▶ **WORK REQUIRED**:
What is the count of lines in the listing below that hold the string "JSON"? Reply with that number alone.

****************************************

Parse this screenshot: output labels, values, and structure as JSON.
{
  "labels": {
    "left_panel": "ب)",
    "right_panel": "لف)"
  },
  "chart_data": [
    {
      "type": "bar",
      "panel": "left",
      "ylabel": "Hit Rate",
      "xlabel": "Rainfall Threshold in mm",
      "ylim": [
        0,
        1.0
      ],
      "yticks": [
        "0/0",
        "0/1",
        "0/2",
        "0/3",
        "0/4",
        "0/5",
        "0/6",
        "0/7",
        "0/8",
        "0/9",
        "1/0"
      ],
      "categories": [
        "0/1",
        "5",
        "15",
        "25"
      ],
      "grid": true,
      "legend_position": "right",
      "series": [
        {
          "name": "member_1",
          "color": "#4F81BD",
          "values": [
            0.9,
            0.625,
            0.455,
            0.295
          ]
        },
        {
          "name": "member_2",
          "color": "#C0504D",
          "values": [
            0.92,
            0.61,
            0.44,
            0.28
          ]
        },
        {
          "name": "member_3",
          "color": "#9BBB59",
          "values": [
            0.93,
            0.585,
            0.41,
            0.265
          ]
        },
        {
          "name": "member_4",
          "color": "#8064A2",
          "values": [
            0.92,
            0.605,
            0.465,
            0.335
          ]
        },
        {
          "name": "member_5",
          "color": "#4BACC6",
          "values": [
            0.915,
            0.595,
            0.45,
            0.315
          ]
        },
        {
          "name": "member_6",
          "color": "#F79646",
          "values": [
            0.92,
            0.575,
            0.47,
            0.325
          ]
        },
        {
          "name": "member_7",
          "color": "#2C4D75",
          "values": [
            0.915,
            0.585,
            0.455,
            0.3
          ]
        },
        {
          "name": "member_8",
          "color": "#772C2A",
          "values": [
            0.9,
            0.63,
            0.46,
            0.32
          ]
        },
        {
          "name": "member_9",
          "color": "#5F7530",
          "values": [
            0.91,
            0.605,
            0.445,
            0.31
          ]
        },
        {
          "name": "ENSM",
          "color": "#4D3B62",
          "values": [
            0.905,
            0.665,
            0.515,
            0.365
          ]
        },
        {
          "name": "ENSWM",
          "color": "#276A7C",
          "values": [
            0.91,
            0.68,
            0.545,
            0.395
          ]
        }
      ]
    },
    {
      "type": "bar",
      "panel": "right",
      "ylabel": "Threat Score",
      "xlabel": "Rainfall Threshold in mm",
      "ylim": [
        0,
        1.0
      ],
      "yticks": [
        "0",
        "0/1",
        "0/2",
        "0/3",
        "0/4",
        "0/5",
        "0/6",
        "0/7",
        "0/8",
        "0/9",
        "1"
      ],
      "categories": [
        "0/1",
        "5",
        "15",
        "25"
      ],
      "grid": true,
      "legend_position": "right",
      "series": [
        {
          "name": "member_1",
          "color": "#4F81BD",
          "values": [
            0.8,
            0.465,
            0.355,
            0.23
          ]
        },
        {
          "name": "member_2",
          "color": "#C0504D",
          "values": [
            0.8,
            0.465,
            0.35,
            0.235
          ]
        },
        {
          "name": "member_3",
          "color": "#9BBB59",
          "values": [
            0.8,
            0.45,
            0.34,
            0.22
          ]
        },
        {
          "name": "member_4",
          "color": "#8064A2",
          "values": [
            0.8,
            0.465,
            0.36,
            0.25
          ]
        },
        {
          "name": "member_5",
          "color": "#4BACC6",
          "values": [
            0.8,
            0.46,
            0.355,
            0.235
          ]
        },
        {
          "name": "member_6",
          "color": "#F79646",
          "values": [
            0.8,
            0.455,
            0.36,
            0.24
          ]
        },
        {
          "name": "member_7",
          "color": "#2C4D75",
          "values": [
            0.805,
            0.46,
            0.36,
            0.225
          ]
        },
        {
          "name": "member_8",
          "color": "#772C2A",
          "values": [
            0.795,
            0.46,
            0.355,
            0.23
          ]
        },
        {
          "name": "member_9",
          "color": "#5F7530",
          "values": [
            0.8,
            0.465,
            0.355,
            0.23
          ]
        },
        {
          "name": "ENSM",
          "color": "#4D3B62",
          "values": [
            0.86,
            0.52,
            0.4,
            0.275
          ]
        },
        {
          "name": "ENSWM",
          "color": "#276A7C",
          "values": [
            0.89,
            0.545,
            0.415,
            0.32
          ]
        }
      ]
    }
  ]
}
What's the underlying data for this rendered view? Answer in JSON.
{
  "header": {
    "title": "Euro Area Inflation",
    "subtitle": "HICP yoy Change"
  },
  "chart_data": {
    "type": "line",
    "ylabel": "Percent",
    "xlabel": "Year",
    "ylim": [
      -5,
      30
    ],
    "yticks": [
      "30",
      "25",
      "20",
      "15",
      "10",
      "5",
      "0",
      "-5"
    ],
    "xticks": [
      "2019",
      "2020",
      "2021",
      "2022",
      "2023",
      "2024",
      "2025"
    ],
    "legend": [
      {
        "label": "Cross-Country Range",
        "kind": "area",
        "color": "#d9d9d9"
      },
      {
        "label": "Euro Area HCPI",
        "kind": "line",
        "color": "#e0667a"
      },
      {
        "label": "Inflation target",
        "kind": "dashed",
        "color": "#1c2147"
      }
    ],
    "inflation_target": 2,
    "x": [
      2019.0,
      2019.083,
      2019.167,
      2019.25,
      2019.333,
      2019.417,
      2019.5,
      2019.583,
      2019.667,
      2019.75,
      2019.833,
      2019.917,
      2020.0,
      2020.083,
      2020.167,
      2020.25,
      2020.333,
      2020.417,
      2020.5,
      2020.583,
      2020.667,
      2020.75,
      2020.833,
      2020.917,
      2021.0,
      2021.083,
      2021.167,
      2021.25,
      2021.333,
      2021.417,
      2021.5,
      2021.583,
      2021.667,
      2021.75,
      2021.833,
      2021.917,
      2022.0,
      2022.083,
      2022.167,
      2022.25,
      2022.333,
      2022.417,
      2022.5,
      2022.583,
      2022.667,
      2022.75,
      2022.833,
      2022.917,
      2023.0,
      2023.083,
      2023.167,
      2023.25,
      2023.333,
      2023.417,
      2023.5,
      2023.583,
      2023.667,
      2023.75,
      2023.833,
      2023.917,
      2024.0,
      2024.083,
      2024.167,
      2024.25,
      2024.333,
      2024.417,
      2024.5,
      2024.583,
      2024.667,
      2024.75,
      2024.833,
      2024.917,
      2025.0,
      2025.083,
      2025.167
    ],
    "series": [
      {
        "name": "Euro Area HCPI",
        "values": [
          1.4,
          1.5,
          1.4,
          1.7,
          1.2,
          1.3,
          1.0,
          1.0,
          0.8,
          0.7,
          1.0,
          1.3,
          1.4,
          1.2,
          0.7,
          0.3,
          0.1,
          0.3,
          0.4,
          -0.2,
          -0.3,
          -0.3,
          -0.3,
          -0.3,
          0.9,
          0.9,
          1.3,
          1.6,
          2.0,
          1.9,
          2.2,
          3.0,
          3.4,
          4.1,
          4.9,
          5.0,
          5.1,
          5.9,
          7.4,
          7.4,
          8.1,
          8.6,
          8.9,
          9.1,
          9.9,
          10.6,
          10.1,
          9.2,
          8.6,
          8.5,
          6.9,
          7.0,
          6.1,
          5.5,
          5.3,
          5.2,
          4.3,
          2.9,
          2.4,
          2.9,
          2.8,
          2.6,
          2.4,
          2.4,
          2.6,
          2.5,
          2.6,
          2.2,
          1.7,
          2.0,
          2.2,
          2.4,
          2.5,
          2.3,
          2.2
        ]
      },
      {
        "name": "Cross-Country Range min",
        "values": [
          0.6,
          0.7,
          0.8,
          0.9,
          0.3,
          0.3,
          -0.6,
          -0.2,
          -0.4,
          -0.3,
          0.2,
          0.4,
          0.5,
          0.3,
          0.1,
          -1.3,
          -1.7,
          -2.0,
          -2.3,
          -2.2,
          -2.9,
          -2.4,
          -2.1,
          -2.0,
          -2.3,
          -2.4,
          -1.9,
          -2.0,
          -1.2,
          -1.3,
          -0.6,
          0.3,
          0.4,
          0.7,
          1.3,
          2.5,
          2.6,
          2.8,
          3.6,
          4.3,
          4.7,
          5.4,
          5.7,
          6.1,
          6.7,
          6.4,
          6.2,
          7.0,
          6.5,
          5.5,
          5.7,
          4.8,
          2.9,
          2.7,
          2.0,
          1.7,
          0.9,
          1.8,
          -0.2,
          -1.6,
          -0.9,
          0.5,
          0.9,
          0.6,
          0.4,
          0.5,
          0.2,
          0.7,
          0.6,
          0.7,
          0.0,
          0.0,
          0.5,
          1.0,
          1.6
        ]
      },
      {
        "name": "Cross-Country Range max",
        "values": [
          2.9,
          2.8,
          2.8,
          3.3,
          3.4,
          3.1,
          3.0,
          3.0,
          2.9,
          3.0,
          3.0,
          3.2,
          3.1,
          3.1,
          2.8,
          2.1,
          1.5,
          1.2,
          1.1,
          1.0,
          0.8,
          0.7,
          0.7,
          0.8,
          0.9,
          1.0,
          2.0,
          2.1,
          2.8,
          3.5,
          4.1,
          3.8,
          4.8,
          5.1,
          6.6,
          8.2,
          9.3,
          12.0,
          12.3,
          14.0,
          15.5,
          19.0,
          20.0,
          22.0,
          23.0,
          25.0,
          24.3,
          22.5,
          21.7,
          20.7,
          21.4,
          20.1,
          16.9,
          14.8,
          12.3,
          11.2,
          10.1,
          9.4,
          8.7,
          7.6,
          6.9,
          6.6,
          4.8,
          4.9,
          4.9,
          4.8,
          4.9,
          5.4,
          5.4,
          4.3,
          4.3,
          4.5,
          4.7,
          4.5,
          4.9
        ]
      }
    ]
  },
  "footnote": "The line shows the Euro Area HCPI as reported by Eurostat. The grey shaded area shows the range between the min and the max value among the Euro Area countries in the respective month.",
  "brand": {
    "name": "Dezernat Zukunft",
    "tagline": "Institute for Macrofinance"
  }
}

****************************************

▶ **OUTPUT OF THE TASK**:
2